GIVEN REQUEST ::
Lines containing the string "breath" are to be counted. Write only how many there are.

PROVIDED DATA ::

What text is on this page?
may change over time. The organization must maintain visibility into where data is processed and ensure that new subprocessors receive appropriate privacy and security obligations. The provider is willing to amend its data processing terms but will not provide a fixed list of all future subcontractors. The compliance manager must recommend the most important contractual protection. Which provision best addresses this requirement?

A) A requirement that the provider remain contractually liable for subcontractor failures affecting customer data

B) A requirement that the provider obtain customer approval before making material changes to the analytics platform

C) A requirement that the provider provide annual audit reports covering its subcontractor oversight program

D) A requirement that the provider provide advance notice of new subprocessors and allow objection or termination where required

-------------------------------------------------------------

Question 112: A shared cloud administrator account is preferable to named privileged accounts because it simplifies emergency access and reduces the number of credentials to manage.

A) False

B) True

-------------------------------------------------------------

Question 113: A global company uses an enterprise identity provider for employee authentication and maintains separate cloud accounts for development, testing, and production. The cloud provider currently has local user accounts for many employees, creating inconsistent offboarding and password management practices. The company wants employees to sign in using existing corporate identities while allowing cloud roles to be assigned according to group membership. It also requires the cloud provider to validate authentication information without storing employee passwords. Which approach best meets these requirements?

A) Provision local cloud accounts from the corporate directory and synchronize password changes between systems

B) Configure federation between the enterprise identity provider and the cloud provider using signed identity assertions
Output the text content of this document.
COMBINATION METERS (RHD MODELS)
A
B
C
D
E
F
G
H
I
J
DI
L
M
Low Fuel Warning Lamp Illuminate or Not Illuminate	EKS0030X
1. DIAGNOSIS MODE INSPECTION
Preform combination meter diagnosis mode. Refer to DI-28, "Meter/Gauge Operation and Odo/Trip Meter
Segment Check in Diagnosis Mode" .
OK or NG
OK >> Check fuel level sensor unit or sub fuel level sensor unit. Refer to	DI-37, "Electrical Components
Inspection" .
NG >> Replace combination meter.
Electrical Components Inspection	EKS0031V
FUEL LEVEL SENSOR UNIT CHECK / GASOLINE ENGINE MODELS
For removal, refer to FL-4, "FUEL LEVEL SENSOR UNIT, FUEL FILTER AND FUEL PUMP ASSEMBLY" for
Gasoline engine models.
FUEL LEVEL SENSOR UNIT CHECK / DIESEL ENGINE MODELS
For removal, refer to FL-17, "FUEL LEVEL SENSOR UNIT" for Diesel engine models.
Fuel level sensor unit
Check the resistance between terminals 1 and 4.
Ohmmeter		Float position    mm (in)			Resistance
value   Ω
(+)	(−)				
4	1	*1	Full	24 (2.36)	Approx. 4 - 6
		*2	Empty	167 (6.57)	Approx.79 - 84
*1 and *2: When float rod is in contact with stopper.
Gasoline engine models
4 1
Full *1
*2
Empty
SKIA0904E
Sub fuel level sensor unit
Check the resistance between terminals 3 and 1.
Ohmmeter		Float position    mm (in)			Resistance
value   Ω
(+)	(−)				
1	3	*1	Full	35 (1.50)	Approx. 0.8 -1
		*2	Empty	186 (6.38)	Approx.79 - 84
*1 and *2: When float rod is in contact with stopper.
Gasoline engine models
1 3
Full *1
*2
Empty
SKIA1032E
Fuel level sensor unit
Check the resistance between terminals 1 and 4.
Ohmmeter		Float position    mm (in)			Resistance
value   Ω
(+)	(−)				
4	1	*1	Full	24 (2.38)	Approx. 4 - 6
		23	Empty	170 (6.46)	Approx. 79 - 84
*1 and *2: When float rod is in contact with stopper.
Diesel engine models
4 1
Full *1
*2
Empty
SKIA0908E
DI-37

---

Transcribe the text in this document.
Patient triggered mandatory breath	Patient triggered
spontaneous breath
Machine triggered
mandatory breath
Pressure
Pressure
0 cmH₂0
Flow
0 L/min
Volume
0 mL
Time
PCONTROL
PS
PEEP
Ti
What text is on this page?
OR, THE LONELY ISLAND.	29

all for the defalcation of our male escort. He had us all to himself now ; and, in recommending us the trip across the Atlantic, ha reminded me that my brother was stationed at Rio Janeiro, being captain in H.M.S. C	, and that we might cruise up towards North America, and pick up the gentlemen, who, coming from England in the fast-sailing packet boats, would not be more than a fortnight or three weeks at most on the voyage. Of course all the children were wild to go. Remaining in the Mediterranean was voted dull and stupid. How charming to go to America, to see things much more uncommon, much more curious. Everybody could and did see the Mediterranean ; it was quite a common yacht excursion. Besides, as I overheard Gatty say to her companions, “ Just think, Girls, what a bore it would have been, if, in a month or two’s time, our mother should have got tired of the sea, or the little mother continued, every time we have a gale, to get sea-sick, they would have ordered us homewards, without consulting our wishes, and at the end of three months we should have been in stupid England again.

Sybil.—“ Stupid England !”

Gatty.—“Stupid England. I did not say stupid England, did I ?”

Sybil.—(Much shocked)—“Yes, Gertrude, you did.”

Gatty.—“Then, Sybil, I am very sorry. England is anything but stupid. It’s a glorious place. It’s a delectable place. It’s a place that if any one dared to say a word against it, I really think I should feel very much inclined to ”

--

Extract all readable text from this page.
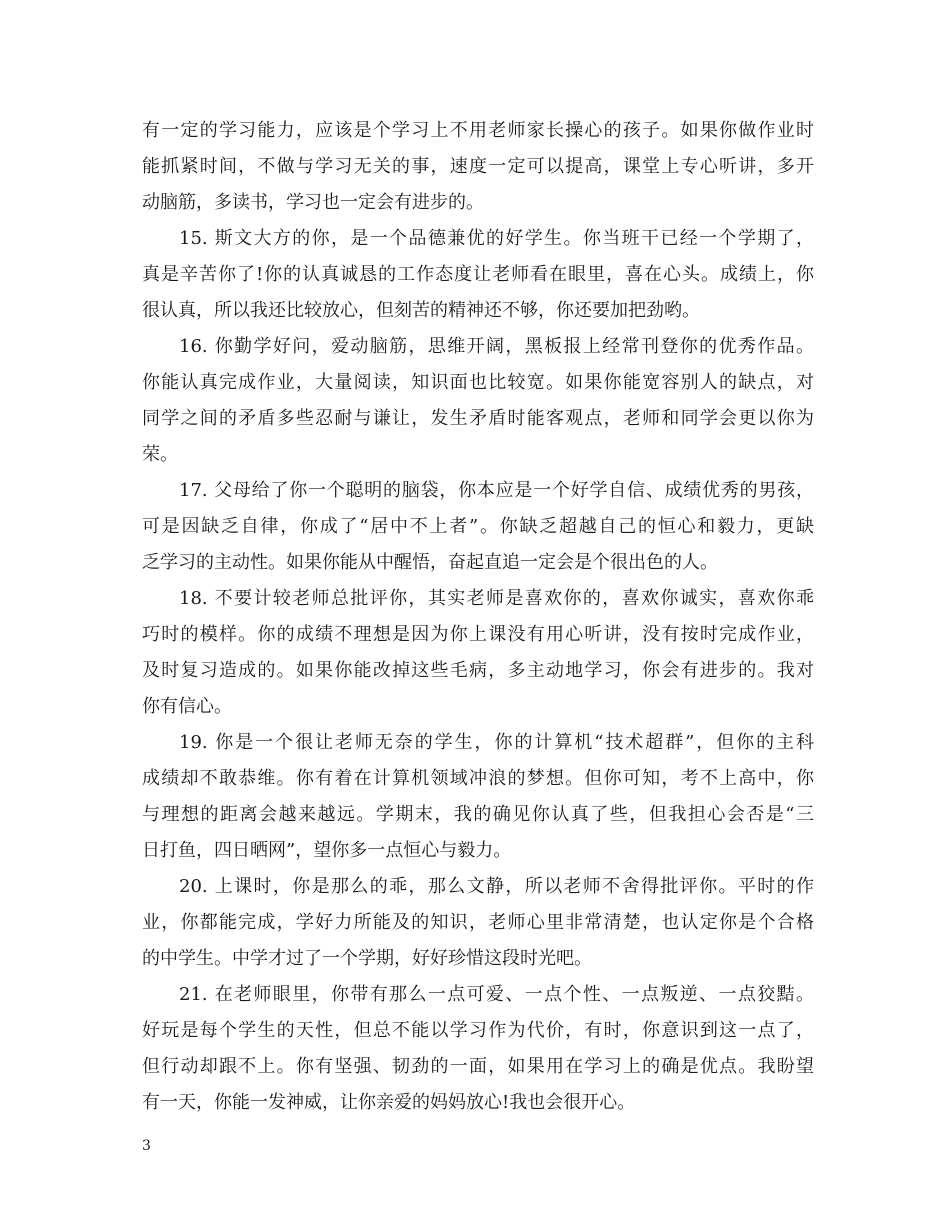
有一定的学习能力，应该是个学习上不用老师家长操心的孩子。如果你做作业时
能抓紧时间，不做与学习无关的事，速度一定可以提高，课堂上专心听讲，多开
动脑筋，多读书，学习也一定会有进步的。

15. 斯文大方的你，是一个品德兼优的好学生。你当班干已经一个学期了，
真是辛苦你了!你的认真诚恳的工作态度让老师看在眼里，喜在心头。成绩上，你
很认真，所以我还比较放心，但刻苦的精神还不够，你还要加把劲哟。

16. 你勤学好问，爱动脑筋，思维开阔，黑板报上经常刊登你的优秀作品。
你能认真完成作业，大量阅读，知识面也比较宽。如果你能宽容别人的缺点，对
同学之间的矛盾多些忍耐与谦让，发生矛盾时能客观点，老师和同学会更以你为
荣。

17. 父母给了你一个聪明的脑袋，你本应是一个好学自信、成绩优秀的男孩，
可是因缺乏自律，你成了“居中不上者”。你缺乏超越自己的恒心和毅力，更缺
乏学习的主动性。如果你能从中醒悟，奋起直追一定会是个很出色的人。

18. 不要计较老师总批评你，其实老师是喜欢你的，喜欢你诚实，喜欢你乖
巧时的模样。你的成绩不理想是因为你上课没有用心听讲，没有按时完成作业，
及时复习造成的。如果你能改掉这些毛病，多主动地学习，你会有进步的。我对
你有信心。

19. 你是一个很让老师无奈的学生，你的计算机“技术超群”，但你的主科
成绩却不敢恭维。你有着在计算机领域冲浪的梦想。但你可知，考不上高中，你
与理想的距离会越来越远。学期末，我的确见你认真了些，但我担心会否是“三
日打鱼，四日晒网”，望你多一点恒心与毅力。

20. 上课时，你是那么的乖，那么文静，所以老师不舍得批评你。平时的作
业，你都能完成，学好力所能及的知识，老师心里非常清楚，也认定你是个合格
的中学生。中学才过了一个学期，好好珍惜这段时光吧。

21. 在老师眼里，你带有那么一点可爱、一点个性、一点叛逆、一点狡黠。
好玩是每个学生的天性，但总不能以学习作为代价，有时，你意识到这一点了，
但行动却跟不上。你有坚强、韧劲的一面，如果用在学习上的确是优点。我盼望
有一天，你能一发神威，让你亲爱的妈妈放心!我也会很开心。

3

SOLUTION TO THIS TASK ::
3